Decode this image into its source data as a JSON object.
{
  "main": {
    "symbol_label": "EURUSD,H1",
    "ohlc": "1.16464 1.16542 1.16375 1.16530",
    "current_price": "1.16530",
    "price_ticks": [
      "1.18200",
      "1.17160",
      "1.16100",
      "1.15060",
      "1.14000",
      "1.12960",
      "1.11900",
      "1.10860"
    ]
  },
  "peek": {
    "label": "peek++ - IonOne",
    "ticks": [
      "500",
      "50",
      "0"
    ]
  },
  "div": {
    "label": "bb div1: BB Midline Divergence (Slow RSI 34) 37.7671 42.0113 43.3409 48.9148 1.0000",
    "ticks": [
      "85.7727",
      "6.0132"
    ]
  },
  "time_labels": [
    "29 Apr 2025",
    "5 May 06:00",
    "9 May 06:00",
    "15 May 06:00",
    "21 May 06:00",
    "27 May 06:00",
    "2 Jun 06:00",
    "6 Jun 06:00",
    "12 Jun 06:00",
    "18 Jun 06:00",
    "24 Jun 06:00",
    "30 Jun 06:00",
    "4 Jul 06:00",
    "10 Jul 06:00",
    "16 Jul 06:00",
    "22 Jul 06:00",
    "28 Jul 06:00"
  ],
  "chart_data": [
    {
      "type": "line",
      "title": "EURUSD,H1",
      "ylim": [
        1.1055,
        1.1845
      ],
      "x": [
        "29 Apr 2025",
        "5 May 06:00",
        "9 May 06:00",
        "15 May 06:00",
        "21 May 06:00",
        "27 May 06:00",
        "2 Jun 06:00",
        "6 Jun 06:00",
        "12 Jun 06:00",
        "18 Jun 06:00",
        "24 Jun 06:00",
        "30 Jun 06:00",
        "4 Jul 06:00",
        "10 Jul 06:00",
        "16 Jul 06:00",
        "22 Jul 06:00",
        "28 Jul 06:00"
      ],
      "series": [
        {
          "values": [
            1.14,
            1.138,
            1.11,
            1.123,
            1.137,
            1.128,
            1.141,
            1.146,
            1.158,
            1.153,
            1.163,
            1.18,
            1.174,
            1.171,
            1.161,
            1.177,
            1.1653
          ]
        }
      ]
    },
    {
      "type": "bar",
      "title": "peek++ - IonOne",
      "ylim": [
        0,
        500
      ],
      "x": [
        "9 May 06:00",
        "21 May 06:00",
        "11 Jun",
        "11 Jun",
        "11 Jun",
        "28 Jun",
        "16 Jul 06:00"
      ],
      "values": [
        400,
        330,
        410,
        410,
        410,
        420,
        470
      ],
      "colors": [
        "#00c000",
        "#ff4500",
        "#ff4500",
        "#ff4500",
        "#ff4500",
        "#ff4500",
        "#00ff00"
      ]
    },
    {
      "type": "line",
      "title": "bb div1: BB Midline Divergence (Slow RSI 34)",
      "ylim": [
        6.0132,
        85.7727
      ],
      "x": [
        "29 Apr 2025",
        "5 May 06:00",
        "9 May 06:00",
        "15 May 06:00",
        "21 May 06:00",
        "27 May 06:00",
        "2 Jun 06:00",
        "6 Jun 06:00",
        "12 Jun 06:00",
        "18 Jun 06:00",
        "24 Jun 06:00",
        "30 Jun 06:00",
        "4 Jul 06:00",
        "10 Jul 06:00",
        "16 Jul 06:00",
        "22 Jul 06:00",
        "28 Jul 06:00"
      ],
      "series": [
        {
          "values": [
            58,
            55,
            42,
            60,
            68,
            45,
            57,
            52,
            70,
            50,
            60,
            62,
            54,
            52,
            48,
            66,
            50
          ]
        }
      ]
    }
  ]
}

= = = =

▶ _WHAT IS BEING ASKED_
Output the records verbatim, from the first line to the last.

▶ _RESPONSE TO THE EXERCISE_
Decode this image into its source data as a JSON object.
{
  "main": {
    "symbol_label": "EURUSD,H1",
    "ohlc": "1.16464 1.16542 1.16375 1.16530",
    "current_price": "1.16530",
    "price_ticks": [
      "1.18200",
      "1.17160",
      "1.16100",
      "1.15060",
      "1.14000",
      "1.12960",
      "1.11900",
      "1.10860"
    ]
  },
  "peek": {
    "label": "peek++ - IonOne",
    "ticks": [
      "500",
      "50",
      "0"
    ]
  },
  "div": {
    "label": "bb div1: BB Midline Divergence (Slow RSI 34) 37.7671 42.0113 43.3409 48.9148 1.0000",
    "ticks": [
      "85.7727",
      "6.0132"
    ]
  },
  "time_labels": [
    "29 Apr 2025",
    "5 May 06:00",
    "9 May 06:00",
    "15 May 06:00",
    "21 May 06:00",
    "27 May 06:00",
    "2 Jun 06:00",
    "6 Jun 06:00",
    "12 Jun 06:00",
    "18 Jun 06:00",
    "24 Jun 06:00",
    "30 Jun 06:00",
    "4 Jul 06:00",
    "10 Jul 06:00",
    "16 Jul 06:00",
    "22 Jul 06:00",
    "28 Jul 06:00"
  ],
  "chart_data": [
    {
      "type": "line",
      "title": "EURUSD,H1",
      "ylim": [
        1.1055,
        1.1845
      ],
      "x": [
        "29 Apr 2025",
        "5 May 06:00",
        "9 May 06:00",
        "15 May 06:00",
        "21 May 06:00",
        "27 May 06:00",
        "2 Jun 06:00",
        "6 Jun 06:00",
        "12 Jun 06:00",
        "18 Jun 06:00",
        "24 Jun 06:00",
        "30 Jun 06:00",
        "4 Jul 06:00",
        "10 Jul 06:00",
        "16 Jul 06:00",
        "22 Jul 06:00",
        "28 Jul 06:00"
      ],
      "series": [
        {
          "values": [
            1.14,
            1.138,
            1.11,
            1.123,
            1.137,
            1.128,
            1.141,
            1.146,
            1.158,
            1.153,
            1.163,
            1.18,
            1.174,
            1.171,
            1.161,
            1.177,
            1.1653
          ]
        }
      ]
    },
    {
      "type": "bar",
      "title": "peek++ - IonOne",
      "ylim": [
        0,
        500
      ],
      "x": [
        "9 May 06:00",
        "21 May 06:00",
        "11 Jun",
        "11 Jun",
        "11 Jun",
        "28 Jun",
        "16 Jul 06:00"
      ],
      "values": [
        400,
        330,
        410,
        410,
        410,
        420,
        470
      ],
      "colors": [
        "#00c000",
        "#ff4500",
        "#ff4500",
        "#ff4500",
        "#ff4500",
        "#ff4500",
        "#00ff00"
      ]
    },
    {
      "type": "line",
      "title": "bb div1: BB Midline Divergence (Slow RSI 34)",
      "ylim": [
        6.0132,
        85.7727
      ],
      "x": [
        "29 Apr 2025",
        "5 May 06:00",
        "9 May 06:00",
        "15 May 06:00",
        "21 May 06:00",
        "27 May 06:00",
        "2 Jun 06:00",
        "6 Jun 06:00",
        "12 Jun 06:00",
        "18 Jun 06:00",
        "24 Jun 06:00",
        "30 Jun 06:00",
        "4 Jul 06:00",
        "10 Jul 06:00",
        "16 Jul 06:00",
        "22 Jul 06:00",
        "28 Jul 06:00"
      ],
      "series": [
        {
          "values": [
            58,
            55,
            42,
            60,
            68,
            45,
            57,
            52,
            70,
            50,
            60,
            62,
            54,
            52,
            48,
            66,
            50
          ]
        }
      ]
    }
  ]
}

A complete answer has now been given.